[Raw records start]
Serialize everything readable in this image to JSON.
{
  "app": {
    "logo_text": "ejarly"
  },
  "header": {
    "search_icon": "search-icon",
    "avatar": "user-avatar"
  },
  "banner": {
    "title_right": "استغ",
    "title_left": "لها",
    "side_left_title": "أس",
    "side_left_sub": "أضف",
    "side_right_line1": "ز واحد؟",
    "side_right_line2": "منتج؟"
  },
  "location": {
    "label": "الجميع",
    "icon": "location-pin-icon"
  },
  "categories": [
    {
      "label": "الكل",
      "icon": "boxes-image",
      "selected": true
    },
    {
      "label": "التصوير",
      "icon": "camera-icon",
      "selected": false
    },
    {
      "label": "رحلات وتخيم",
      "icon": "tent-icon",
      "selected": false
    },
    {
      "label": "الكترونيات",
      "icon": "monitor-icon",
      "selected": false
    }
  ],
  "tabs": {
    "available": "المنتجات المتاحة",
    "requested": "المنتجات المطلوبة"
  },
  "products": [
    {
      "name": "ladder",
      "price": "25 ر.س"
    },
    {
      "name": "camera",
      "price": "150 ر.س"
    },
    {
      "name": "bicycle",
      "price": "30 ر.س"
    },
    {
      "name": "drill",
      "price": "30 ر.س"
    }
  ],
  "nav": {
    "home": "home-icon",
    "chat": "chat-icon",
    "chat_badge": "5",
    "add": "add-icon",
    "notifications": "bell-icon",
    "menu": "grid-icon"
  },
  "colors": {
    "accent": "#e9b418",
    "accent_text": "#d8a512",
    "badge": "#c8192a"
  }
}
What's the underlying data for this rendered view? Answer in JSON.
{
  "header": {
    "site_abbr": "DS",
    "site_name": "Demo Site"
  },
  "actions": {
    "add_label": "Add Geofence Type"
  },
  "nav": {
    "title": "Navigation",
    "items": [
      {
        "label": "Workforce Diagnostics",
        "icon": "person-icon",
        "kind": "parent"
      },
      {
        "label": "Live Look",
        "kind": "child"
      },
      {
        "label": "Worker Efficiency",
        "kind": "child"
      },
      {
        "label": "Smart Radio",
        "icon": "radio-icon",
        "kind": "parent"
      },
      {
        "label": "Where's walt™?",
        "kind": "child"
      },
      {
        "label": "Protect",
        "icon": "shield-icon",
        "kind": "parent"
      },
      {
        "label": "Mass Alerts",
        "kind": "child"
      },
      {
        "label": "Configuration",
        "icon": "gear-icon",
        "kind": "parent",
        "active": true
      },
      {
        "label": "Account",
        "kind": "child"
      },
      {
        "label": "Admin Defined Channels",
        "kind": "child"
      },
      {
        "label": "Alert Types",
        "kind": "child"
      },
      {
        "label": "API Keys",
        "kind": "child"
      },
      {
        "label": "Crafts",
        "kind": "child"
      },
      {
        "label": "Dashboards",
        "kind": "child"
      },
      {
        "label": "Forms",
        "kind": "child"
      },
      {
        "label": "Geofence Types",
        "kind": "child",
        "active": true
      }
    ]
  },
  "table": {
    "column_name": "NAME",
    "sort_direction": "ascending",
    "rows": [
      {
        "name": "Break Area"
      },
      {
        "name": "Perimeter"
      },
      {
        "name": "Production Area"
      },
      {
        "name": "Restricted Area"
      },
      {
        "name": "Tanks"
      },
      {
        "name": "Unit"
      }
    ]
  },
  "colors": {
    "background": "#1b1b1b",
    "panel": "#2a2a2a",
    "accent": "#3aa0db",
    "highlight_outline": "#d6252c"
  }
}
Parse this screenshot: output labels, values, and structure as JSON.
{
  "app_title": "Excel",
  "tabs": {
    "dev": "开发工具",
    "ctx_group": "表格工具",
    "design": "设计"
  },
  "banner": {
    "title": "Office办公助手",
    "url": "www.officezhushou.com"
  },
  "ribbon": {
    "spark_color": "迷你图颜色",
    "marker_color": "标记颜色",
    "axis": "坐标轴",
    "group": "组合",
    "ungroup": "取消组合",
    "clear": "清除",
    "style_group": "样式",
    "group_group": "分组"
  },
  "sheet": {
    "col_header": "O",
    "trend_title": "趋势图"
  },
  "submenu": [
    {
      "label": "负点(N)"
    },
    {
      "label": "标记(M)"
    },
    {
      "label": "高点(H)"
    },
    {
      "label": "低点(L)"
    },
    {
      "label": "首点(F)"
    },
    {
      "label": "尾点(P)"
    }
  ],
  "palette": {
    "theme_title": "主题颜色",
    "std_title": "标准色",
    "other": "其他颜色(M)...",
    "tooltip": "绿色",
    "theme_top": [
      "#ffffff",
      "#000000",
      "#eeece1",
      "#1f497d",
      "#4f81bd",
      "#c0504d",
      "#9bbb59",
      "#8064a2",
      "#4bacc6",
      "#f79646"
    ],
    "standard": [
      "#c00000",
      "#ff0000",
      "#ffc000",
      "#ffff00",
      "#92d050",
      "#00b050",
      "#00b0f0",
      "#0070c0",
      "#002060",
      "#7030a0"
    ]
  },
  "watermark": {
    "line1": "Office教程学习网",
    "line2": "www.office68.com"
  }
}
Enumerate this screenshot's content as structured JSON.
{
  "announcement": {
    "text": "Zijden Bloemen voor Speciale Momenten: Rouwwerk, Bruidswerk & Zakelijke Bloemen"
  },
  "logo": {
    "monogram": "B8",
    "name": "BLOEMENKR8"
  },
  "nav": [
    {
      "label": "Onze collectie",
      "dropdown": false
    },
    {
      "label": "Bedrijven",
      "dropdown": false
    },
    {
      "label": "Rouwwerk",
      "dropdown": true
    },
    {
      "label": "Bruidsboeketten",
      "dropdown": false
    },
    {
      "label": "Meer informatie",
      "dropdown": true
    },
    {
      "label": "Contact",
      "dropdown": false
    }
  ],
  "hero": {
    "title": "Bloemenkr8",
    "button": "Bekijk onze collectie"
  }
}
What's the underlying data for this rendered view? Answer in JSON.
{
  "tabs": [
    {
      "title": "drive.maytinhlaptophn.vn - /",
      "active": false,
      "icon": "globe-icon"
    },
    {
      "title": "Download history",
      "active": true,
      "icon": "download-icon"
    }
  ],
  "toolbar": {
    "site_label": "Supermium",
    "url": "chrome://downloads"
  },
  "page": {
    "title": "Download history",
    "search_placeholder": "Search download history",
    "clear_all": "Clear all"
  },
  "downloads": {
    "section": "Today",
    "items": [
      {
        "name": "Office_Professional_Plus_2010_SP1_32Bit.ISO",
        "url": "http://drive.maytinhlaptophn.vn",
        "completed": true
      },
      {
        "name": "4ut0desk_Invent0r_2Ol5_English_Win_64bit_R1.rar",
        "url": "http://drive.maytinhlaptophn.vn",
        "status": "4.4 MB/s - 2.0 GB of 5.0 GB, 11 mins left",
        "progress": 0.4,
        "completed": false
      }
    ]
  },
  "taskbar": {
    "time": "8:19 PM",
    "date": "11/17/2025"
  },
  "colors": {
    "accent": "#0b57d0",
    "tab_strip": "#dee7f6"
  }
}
[Raw records end]
Short exercise. Exactly reproduce every line found in the records.

Output of the task.
Serialize everything readable in this image to JSON.
{
  "app": {
    "logo_text": "ejarly"
  },
  "header": {
    "search_icon": "search-icon",
    "avatar": "user-avatar"
  },
  "banner": {
    "title_right": "استغ",
    "title_left": "لها",
    "side_left_title": "أس",
    "side_left_sub": "أضف",
    "side_right_line1": "ز واحد؟",
    "side_right_line2": "منتج؟"
  },
  "location": {
    "label": "الجميع",
    "icon": "location-pin-icon"
  },
  "categories": [
    {
      "label": "الكل",
      "icon": "boxes-image",
      "selected": true
    },
    {
      "label": "التصوير",
      "icon": "camera-icon",
      "selected": false
    },
    {
      "label": "رحلات وتخيم",
      "icon": "tent-icon",
      "selected": false
    },
    {
      "label": "الكترونيات",
      "icon": "monitor-icon",
      "selected": false
    }
  ],
  "tabs": {
    "available": "المنتجات المتاحة",
    "requested": "المنتجات المطلوبة"
  },
  "products": [
    {
      "name": "ladder",
      "price": "25 ر.س"
    },
    {
      "name": "camera",
      "price": "150 ر.س"
    },
    {
      "name": "bicycle",
      "price": "30 ر.س"
    },
    {
      "name": "drill",
      "price": "30 ر.س"
    }
  ],
  "nav": {
    "home": "home-icon",
    "chat": "chat-icon",
    "chat_badge": "5",
    "add": "add-icon",
    "notifications": "bell-icon",
    "menu": "grid-icon"
  },
  "colors": {
    "accent": "#e9b418",
    "accent_text": "#d8a512",
    "badge": "#c8192a"
  }
}
What's the underlying data for this rendered view? Answer in JSON.
{
  "header": {
    "site_abbr": "DS",
    "site_name": "Demo Site"
  },
  "actions": {
    "add_label": "Add Geofence Type"
  },
  "nav": {
    "title": "Navigation",
    "items": [
      {
        "label": "Workforce Diagnostics",
        "icon": "person-icon",
        "kind": "parent"
      },
      {
        "label": "Live Look",
        "kind": "child"
      },
      {
        "label": "Worker Efficiency",
        "kind": "child"
      },
      {
        "label": "Smart Radio",
        "icon": "radio-icon",
        "kind": "parent"
      },
      {
        "label": "Where's walt™?",
        "kind": "child"
      },
      {
        "label": "Protect",
        "icon": "shield-icon",
        "kind": "parent"
      },
      {
        "label": "Mass Alerts",
        "kind": "child"
      },
      {
        "label": "Configuration",
        "icon": "gear-icon",
        "kind": "parent",
        "active": true
      },
      {
        "label": "Account",
        "kind": "child"
      },
      {
        "label": "Admin Defined Channels",
        "kind": "child"
      },
      {
        "label": "Alert Types",
        "kind": "child"
      },
      {
        "label": "API Keys",
        "kind": "child"
      },
      {
        "label": "Crafts",
        "kind": "child"
      },
      {
        "label": "Dashboards",
        "kind": "child"
      },
      {
        "label": "Forms",
        "kind": "child"
      },
      {
        "label": "Geofence Types",
        "kind": "child",
        "active": true
      }
    ]
  },
  "table": {
    "column_name": "NAME",
    "sort_direction": "ascending",
    "rows": [
      {
        "name": "Break Area"
      },
      {
        "name": "Perimeter"
      },
      {
        "name": "Production Area"
      },
      {
        "name": "Restricted Area"
      },
      {
        "name": "Tanks"
      },
      {
        "name": "Unit"
      }
    ]
  },
  "colors": {
    "background": "#1b1b1b",
    "panel": "#2a2a2a",
    "accent": "#3aa0db",
    "highlight_outline": "#d6252c"
  }
}
Parse this screenshot: output labels, values, and structure as JSON.
{
  "app_title": "Excel",
  "tabs": {
    "dev": "开发工具",
    "ctx_group": "表格工具",
    "design": "设计"
  },
  "banner": {
    "title": "Office办公助手",
    "url": "www.officezhushou.com"
  },
  "ribbon": {
    "spark_color": "迷你图颜色",
    "marker_color": "标记颜色",
    "axis": "坐标轴",
    "group": "组合",
    "ungroup": "取消组合",
    "clear": "清除",
    "style_group": "样式",
    "group_group": "分组"
  },
  "sheet": {
    "col_header": "O",
    "trend_title": "趋势图"
  },
  "submenu": [
    {
      "label": "负点(N)"
    },
    {
      "label": "标记(M)"
    },
    {
      "label": "高点(H)"
    },
    {
      "label": "低点(L)"
    },
    {
      "label": "首点(F)"
    },
    {
      "label": "尾点(P)"
    }
  ],
  "palette": {
    "theme_title": "主题颜色",
    "std_title": "标准色",
    "other": "其他颜色(M)...",
    "tooltip": "绿色",
    "theme_top": [
      "#ffffff",
      "#000000",
      "#eeece1",
      "#1f497d",
      "#4f81bd",
      "#c0504d",
      "#9bbb59",
      "#8064a2",
      "#4bacc6",
      "#f79646"
    ],
    "standard": [
      "#c00000",
      "#ff0000",
      "#ffc000",
      "#ffff00",
      "#92d050",
      "#00b050",
      "#00b0f0",
      "#0070c0",
      "#002060",
      "#7030a0"
    ]
  },
  "watermark": {
    "line1": "Office教程学习网",
    "line2": "www.office68.com"
  }
}
Enumerate this screenshot's content as structured JSON.
{
  "announcement": {
    "text": "Zijden Bloemen voor Speciale Momenten: Rouwwerk, Bruidswerk & Zakelijke Bloemen"
  },
  "logo": {
    "monogram": "B8",
    "name": "BLOEMENKR8"
  },
  "nav": [
    {
      "label": "Onze collectie",
      "dropdown": false
    },
    {
      "label": "Bedrijven",
      "dropdown": false
    },
    {
      "label": "Rouwwerk",
      "dropdown": true
    },
    {
      "label": "Bruidsboeketten",
      "dropdown": false
    },
    {
      "label": "Meer informatie",
      "dropdown": true
    },
    {
      "label": "Contact",
      "dropdown": false
    }
  ],
  "hero": {
    "title": "Bloemenkr8",
    "button": "Bekijk onze collectie"
  }
}
What's the underlying data for this rendered view? Answer in JSON.
{
  "tabs": [
    {
      "title": "drive.maytinhlaptophn.vn - /",
      "active": false,
      "icon": "globe-icon"
    },
    {
      "title": "Download history",
      "active": true,
      "icon": "download-icon"
    }
  ],
  "toolbar": {
    "site_label": "Supermium",
    "url": "chrome://downloads"
  },
  "page": {
    "title": "Download history",
    "search_placeholder": "Search download history",
    "clear_all": "Clear all"
  },
  "downloads": {
    "section": "Today",
    "items": [
      {
        "name": "Office_Professional_Plus_2010_SP1_32Bit.ISO",
        "url": "http://drive.maytinhlaptophn.vn",
        "completed": true
      },
      {
        "name": "4ut0desk_Invent0r_2Ol5_English_Win_64bit_R1.rar",
        "url": "http://drive.maytinhlaptophn.vn",
        "status": "4.4 MB/s - 2.0 GB of 5.0 GB, 11 mins left",
        "progress": 0.4,
        "completed": false
      }
    ]
  },
  "taskbar": {
    "time": "8:19 PM",
    "date": "11/17/2025"
  },
  "colors": {
    "accent": "#0b57d0",
    "tab_strip": "#dee7f6"
  }
}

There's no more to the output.